DIRECTIONS:
Pictures do not belong in the copy, so please give every entry below again exactly.

═══ INFORMATION SUPPLIED

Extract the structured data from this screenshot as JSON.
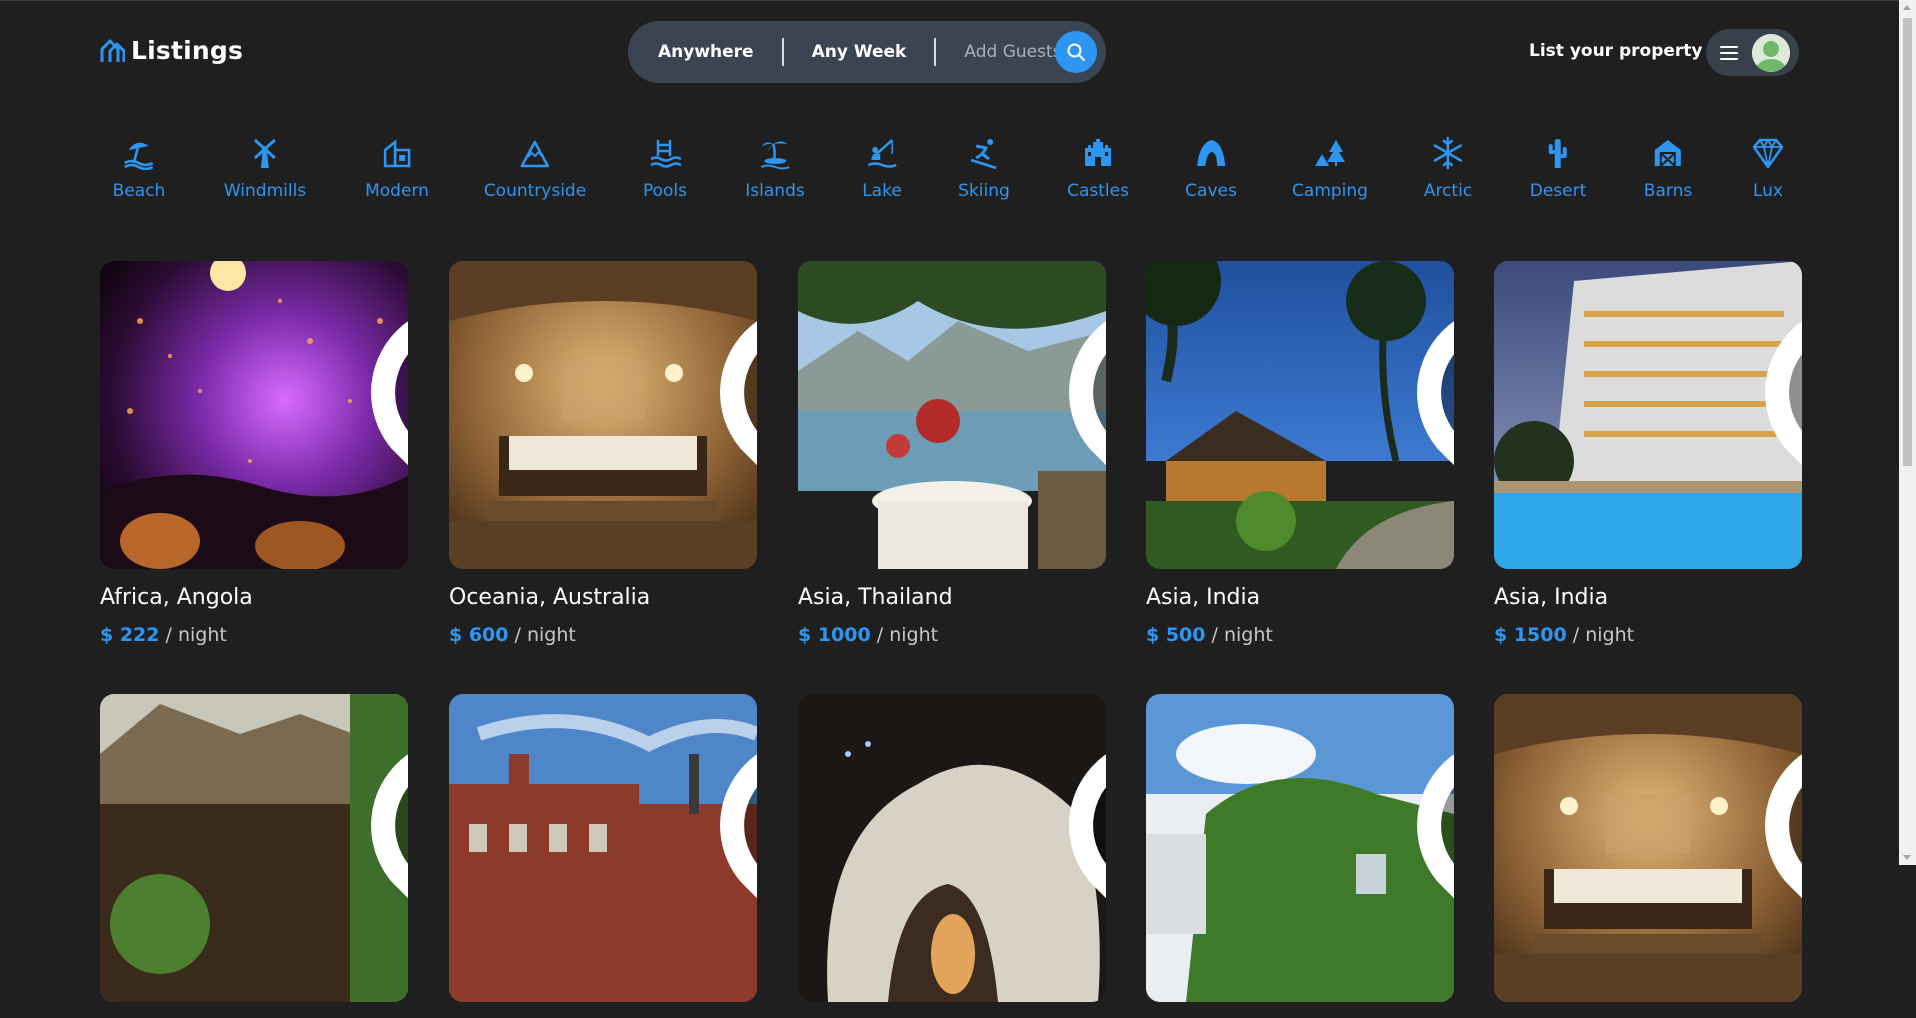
{
  "app": {
    "logo_text": "Listings",
    "accent_color": "#2d96f3"
  },
  "search": {
    "where": "Anywhere",
    "when": "Any Week",
    "guests_placeholder": "Add Guests",
    "button_icon": "search-icon"
  },
  "header": {
    "list_property": "List your property",
    "menu_icon": "hamburger-menu-icon",
    "avatar": "user-avatar"
  },
  "categories": [
    {
      "label": "Beach",
      "icon": "beach-umbrella-icon"
    },
    {
      "label": "Windmills",
      "icon": "windmill-icon"
    },
    {
      "label": "Modern",
      "icon": "modern-building-icon"
    },
    {
      "label": "Countryside",
      "icon": "mountain-icon"
    },
    {
      "label": "Pools",
      "icon": "pool-ladder-icon"
    },
    {
      "label": "Islands",
      "icon": "island-palm-icon"
    },
    {
      "label": "Lake",
      "icon": "lake-fishing-icon"
    },
    {
      "label": "Skiing",
      "icon": "skier-icon"
    },
    {
      "label": "Castles",
      "icon": "castle-icon"
    },
    {
      "label": "Caves",
      "icon": "cave-icon"
    },
    {
      "label": "Camping",
      "icon": "tent-tree-icon"
    },
    {
      "label": "Arctic",
      "icon": "snowflake-icon"
    },
    {
      "label": "Desert",
      "icon": "cactus-icon"
    },
    {
      "label": "Barns",
      "icon": "barn-icon"
    },
    {
      "label": "Lux",
      "icon": "diamond-icon"
    }
  ],
  "listings": [
    {
      "location": "Africa, Angola",
      "price": "$ 222",
      "unit": "/ night",
      "photo": "concert-crowd-photo"
    },
    {
      "location": "Oceania, Australia",
      "price": "$ 600",
      "unit": "/ night",
      "photo": "cave-bedroom-photo"
    },
    {
      "location": "Asia, Thailand",
      "price": "$ 1000",
      "unit": "/ night",
      "photo": "seaside-terrace-photo"
    },
    {
      "location": "Asia, India",
      "price": "$ 500",
      "unit": "/ night",
      "photo": "tropical-resort-photo"
    },
    {
      "location": "Asia, India",
      "price": "$ 1500",
      "unit": "/ night",
      "photo": "hotel-pool-photo"
    },
    {
      "location": "",
      "price": "",
      "unit": "",
      "photo": "thatched-lodge-photo"
    },
    {
      "location": "",
      "price": "",
      "unit": "",
      "photo": "brick-manor-photo"
    },
    {
      "location": "",
      "price": "",
      "unit": "",
      "photo": "white-cave-photo"
    },
    {
      "location": "",
      "price": "",
      "unit": "",
      "photo": "ivy-house-photo"
    },
    {
      "location": "",
      "price": "",
      "unit": "",
      "photo": "cave-bedroom-photo"
    }
  ]
}
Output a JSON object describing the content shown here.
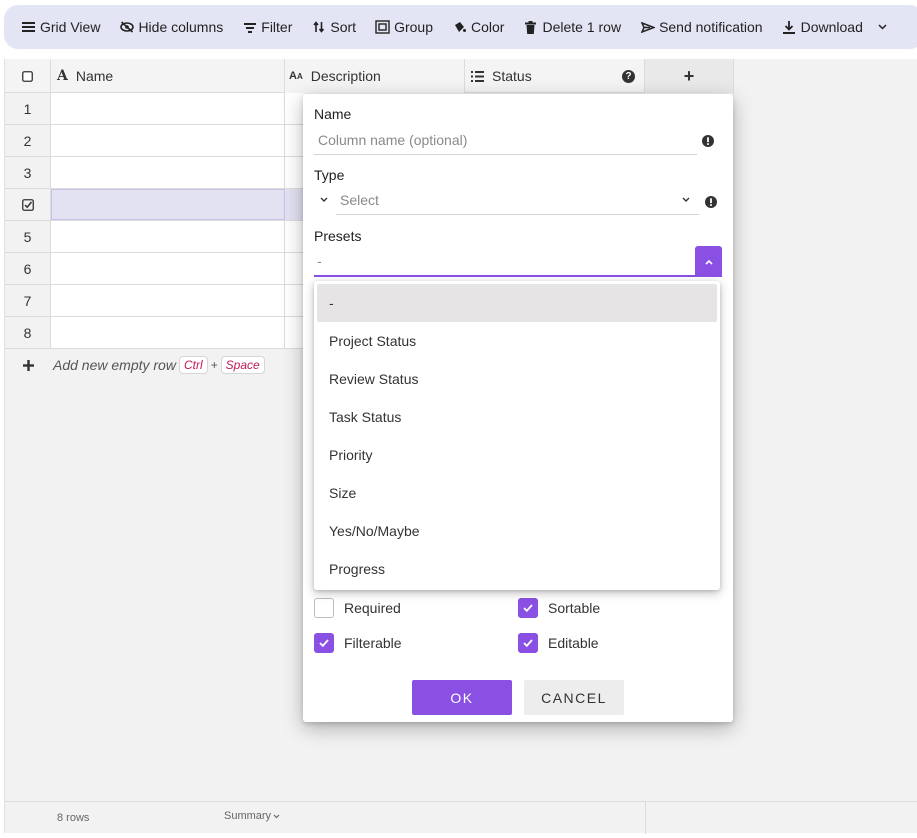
{
  "toolbar": {
    "items": [
      {
        "label": "Grid View",
        "icon": "menu-icon"
      },
      {
        "label": "Hide columns",
        "icon": "eye-slash-icon"
      },
      {
        "label": "Filter",
        "icon": "filter-icon"
      },
      {
        "label": "Sort",
        "icon": "sort-icon"
      },
      {
        "label": "Group",
        "icon": "group-icon"
      },
      {
        "label": "Color",
        "icon": "palette-icon"
      },
      {
        "label": "Delete 1 row",
        "icon": "trash-icon"
      },
      {
        "label": "Send notification",
        "icon": "send-icon"
      },
      {
        "label": "Download",
        "icon": "download-icon"
      }
    ]
  },
  "grid": {
    "columns": [
      {
        "label": "Name",
        "icon": "text-icon"
      },
      {
        "label": "Description",
        "icon": "text-size-icon"
      },
      {
        "label": "Status",
        "icon": "list-icon"
      }
    ],
    "add_column": "+",
    "rows": [
      "1",
      "2",
      "3",
      "",
      "5",
      "6",
      "7",
      "8"
    ],
    "add_row_label": "Add new empty row",
    "add_row_key1": "Ctrl",
    "add_row_plus": "+",
    "add_row_key2": "Space",
    "footer_rows": "8 rows",
    "footer_summary": "Summary"
  },
  "dialog": {
    "name_label": "Name",
    "name_placeholder": "Column name (optional)",
    "type_label": "Type",
    "type_placeholder": "Select",
    "presets_label": "Presets",
    "presets_value": "-",
    "preset_options": [
      "-",
      "Project Status",
      "Review Status",
      "Task Status",
      "Priority",
      "Size",
      "Yes/No/Maybe",
      "Progress"
    ],
    "checkboxes": [
      {
        "label": "Required",
        "checked": false
      },
      {
        "label": "Sortable",
        "checked": true
      },
      {
        "label": "Filterable",
        "checked": true
      },
      {
        "label": "Editable",
        "checked": true
      }
    ],
    "ok_label": "OK",
    "cancel_label": "CANCEL"
  },
  "colors": {
    "accent": "#8a4fe3",
    "toolbar_bg": "#e3e5f5",
    "selected_row": "#e3e2f3"
  }
}
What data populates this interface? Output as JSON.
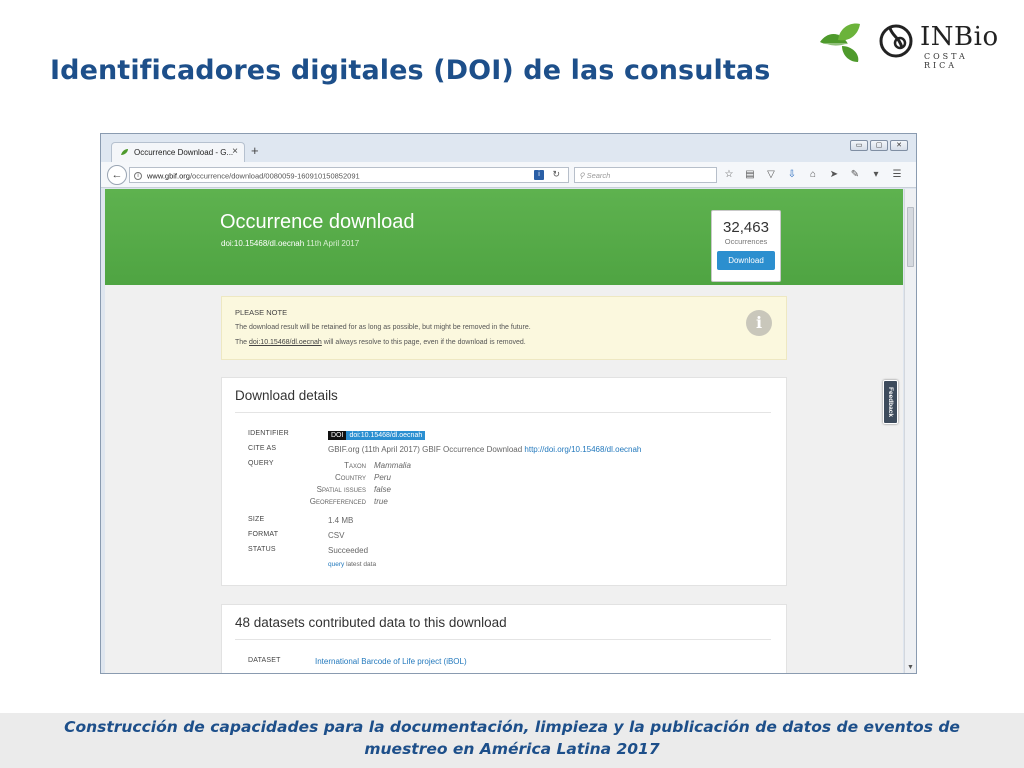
{
  "slide": {
    "title": "Identificadores digitales (DOI) de las consultas",
    "logo": {
      "name": "INBio",
      "subtitle": "COSTA RICA"
    },
    "footer": "Construcción de capacidades para la documentación, limpieza y la publicación de datos de eventos de muestreo en América Latina 2017"
  },
  "browser": {
    "tab_title": "Occurrence Download - G...",
    "tab_close": "×",
    "new_tab": "+",
    "url_host": "www.gbif.org",
    "url_path": "/occurrence/download/0080059-160910150852091",
    "search_placeholder": "Search",
    "window_buttons": [
      "▭",
      "▢",
      "✕"
    ]
  },
  "hero": {
    "title": "Occurrence download",
    "doi": "doi:10.15468/dl.oecnah",
    "date": "11th April 2017",
    "count": "32,463",
    "count_label": "Occurrences",
    "download_button": "Download"
  },
  "note": {
    "title": "PLEASE NOTE",
    "line1": "The download result will be retained for as long as possible, but might be removed in the future.",
    "line2_prefix": "The ",
    "line2_link": "doi:10.15468/dl.oecnah",
    "line2_suffix": " will always resolve to this page, even if the download is removed.",
    "icon": "i"
  },
  "details": {
    "title": "Download details",
    "identifier_label": "IDENTIFIER",
    "doi_tag": "DOI",
    "doi_value": "doi:10.15468/dl.oecnah",
    "cite_label": "CITE AS",
    "cite_text": "GBIF.org (11th April 2017) GBIF Occurrence Download ",
    "cite_link": "http://doi.org/10.15468/dl.oecnah",
    "query_label": "QUERY",
    "query": [
      {
        "key": "Taxon",
        "value": "Mammalia"
      },
      {
        "key": "Country",
        "value": "Peru"
      },
      {
        "key": "Spatial issues",
        "value": "false"
      },
      {
        "key": "Georeferenced",
        "value": "true"
      }
    ],
    "size_label": "SIZE",
    "size": "1.4 MB",
    "format_label": "FORMAT",
    "format": "CSV",
    "status_label": "STATUS",
    "status": "Succeeded",
    "query_link": "query",
    "latest_data": " latest data"
  },
  "datasets": {
    "title": "48 datasets contributed data to this download",
    "column_label": "DATASET",
    "first_dataset": "International Barcode of Life project (iBOL)"
  },
  "feedback": "Feedback",
  "colors": {
    "title_blue": "#1d4f8a",
    "hero_green": "#59ae4a",
    "link_blue": "#2379bd",
    "button_blue": "#2c8fcf",
    "note_bg": "#fbf8de"
  }
}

══════

RESPONSE:
Extract the structured data from this screenshot as JSON.
{
  "app": {
    "logo_text": "Listings",
    "accent_color": "#2d96f3"
  },
  "search": {
    "where": "Anywhere",
    "when": "Any Week",
    "guests_placeholder": "Add Guests",
    "button_icon": "search-icon"
  },
  "header": {
    "list_property": "List your property",
    "menu_icon": "hamburger-menu-icon",
    "avatar": "user-avatar"
  },
  "categories": [
    {
      "label": "Beach",
      "icon": "beach-umbrella-icon"
    },
    {
      "label": "Windmills",
      "icon": "windmill-icon"
    },
    {
      "label": "Modern",
      "icon": "modern-building-icon"
    },
    {
      "label": "Countryside",
      "icon": "mountain-icon"
    },
    {
      "label": "Pools",
      "icon": "pool-ladder-icon"
    },
    {
      "label": "Islands",
      "icon": "island-palm-icon"
    },
    {
      "label": "Lake",
      "icon": "lake-fishing-icon"
    },
    {
      "label": "Skiing",
      "icon": "skier-icon"
    },
    {
      "label": "Castles",
      "icon": "castle-icon"
    },
    {
      "label": "Caves",
      "icon": "cave-icon"
    },
    {
      "label": "Camping",
      "icon": "tent-tree-icon"
    },
    {
      "label": "Arctic",
      "icon": "snowflake-icon"
    },
    {
      "label": "Desert",
      "icon": "cactus-icon"
    },
    {
      "label": "Barns",
      "icon": "barn-icon"
    },
    {
      "label": "Lux",
      "icon": "diamond-icon"
    }
  ],
  "listings": [
    {
      "location": "Africa, Angola",
      "price": "$ 222",
      "unit": "/ night",
      "photo": "concert-crowd-photo"
    },
    {
      "location": "Oceania, Australia",
      "price": "$ 600",
      "unit": "/ night",
      "photo": "cave-bedroom-photo"
    },
    {
      "location": "Asia, Thailand",
      "price": "$ 1000",
      "unit": "/ night",
      "photo": "seaside-terrace-photo"
    },
    {
      "location": "Asia, India",
      "price": "$ 500",
      "unit": "/ night",
      "photo": "tropical-resort-photo"
    },
    {
      "location": "Asia, India",
      "price": "$ 1500",
      "unit": "/ night",
      "photo": "hotel-pool-photo"
    },
    {
      "location": "",
      "price": "",
      "unit": "",
      "photo": "thatched-lodge-photo"
    },
    {
      "location": "",
      "price": "",
      "unit": "",
      "photo": "brick-manor-photo"
    },
    {
      "location": "",
      "price": "",
      "unit": "",
      "photo": "white-cave-photo"
    },
    {
      "location": "",
      "price": "",
      "unit": "",
      "photo": "ivy-house-photo"
    },
    {
      "location": "",
      "price": "",
      "unit": "",
      "photo": "cave-bedroom-photo"
    }
  ]
}
Output a JSON object describing the content shown here.
{
  "toolbar": {
    "items": [
      {
        "label": "Grid View",
        "icon": "menu-icon"
      },
      {
        "label": "Hide columns",
        "icon": "eye-slash-icon"
      },
      {
        "label": "Filter",
        "icon": "filter-icon"
      },
      {
        "label": "Sort",
        "icon": "sort-icon"
      },
      {
        "label": "Group",
        "icon": "group-icon"
      },
      {
        "label": "Color",
        "icon": "palette-icon"
      },
      {
        "label": "Delete 1 row",
        "icon": "trash-icon"
      },
      {
        "label": "Send notification",
        "icon": "send-icon"
      },
      {
        "label": "Download",
        "icon": "download-icon"
      }
    ]
  },
  "grid": {
    "columns": [
      {
        "label": "Name",
        "icon": "text-icon"
      },
      {
        "label": "Description",
        "icon": "text-size-icon"
      },
      {
        "label": "Status",
        "icon": "list-icon"
      }
    ],
    "add_column": "+",
    "rows": [
      "1",
      "2",
      "3",
      "",
      "5",
      "6",
      "7",
      "8"
    ],
    "add_row_label": "Add new empty row",
    "add_row_key1": "Ctrl",
    "add_row_plus": "+",
    "add_row_key2": "Space",
    "footer_rows": "8 rows",
    "footer_summary": "Summary"
  },
  "dialog": {
    "name_label": "Name",
    "name_placeholder": "Column name (optional)",
    "type_label": "Type",
    "type_placeholder": "Select",
    "presets_label": "Presets",
    "presets_value": "-",
    "preset_options": [
      "-",
      "Project Status",
      "Review Status",
      "Task Status",
      "Priority",
      "Size",
      "Yes/No/Maybe",
      "Progress"
    ],
    "checkboxes": [
      {
        "label": "Required",
        "checked": false
      },
      {
        "label": "Sortable",
        "checked": true
      },
      {
        "label": "Filterable",
        "checked": true
      },
      {
        "label": "Editable",
        "checked": true
      }
    ],
    "ok_label": "OK",
    "cancel_label": "CANCEL"
  },
  "colors": {
    "accent": "#8a4fe3",
    "toolbar_bg": "#e3e5f5",
    "selected_row": "#e3e2f3"
  }
}
What data populates this interface? Output as JSON.
{
  "slide": {
    "title": "Identificadores digitales (DOI) de las consultas",
    "logo": {
      "name": "INBio",
      "subtitle": "COSTA RICA"
    },
    "footer": "Construcción de capacidades para la documentación, limpieza y la publicación de datos de eventos de muestreo en América Latina 2017"
  },
  "browser": {
    "tab_title": "Occurrence Download - G...",
    "tab_close": "×",
    "new_tab": "+",
    "url_host": "www.gbif.org",
    "url_path": "/occurrence/download/0080059-160910150852091",
    "search_placeholder": "Search",
    "window_buttons": [
      "▭",
      "▢",
      "✕"
    ]
  },
  "hero": {
    "title": "Occurrence download",
    "doi": "doi:10.15468/dl.oecnah",
    "date": "11th April 2017",
    "count": "32,463",
    "count_label": "Occurrences",
    "download_button": "Download"
  },
  "note": {
    "title": "PLEASE NOTE",
    "line1": "The download result will be retained for as long as possible, but might be removed in the future.",
    "line2_prefix": "The ",
    "line2_link": "doi:10.15468/dl.oecnah",
    "line2_suffix": " will always resolve to this page, even if the download is removed.",
    "icon": "i"
  },
  "details": {
    "title": "Download details",
    "identifier_label": "IDENTIFIER",
    "doi_tag": "DOI",
    "doi_value": "doi:10.15468/dl.oecnah",
    "cite_label": "CITE AS",
    "cite_text": "GBIF.org (11th April 2017) GBIF Occurrence Download ",
    "cite_link": "http://doi.org/10.15468/dl.oecnah",
    "query_label": "QUERY",
    "query": [
      {
        "key": "Taxon",
        "value": "Mammalia"
      },
      {
        "key": "Country",
        "value": "Peru"
      },
      {
        "key": "Spatial issues",
        "value": "false"
      },
      {
        "key": "Georeferenced",
        "value": "true"
      }
    ],
    "size_label": "SIZE",
    "size": "1.4 MB",
    "format_label": "FORMAT",
    "format": "CSV",
    "status_label": "STATUS",
    "status": "Succeeded",
    "query_link": "query",
    "latest_data": " latest data"
  },
  "datasets": {
    "title": "48 datasets contributed data to this download",
    "column_label": "DATASET",
    "first_dataset": "International Barcode of Life project (iBOL)"
  },
  "feedback": "Feedback",
  "colors": {
    "title_blue": "#1d4f8a",
    "hero_green": "#59ae4a",
    "link_blue": "#2379bd",
    "button_blue": "#2c8fcf",
    "note_bg": "#fbf8de"
  }
}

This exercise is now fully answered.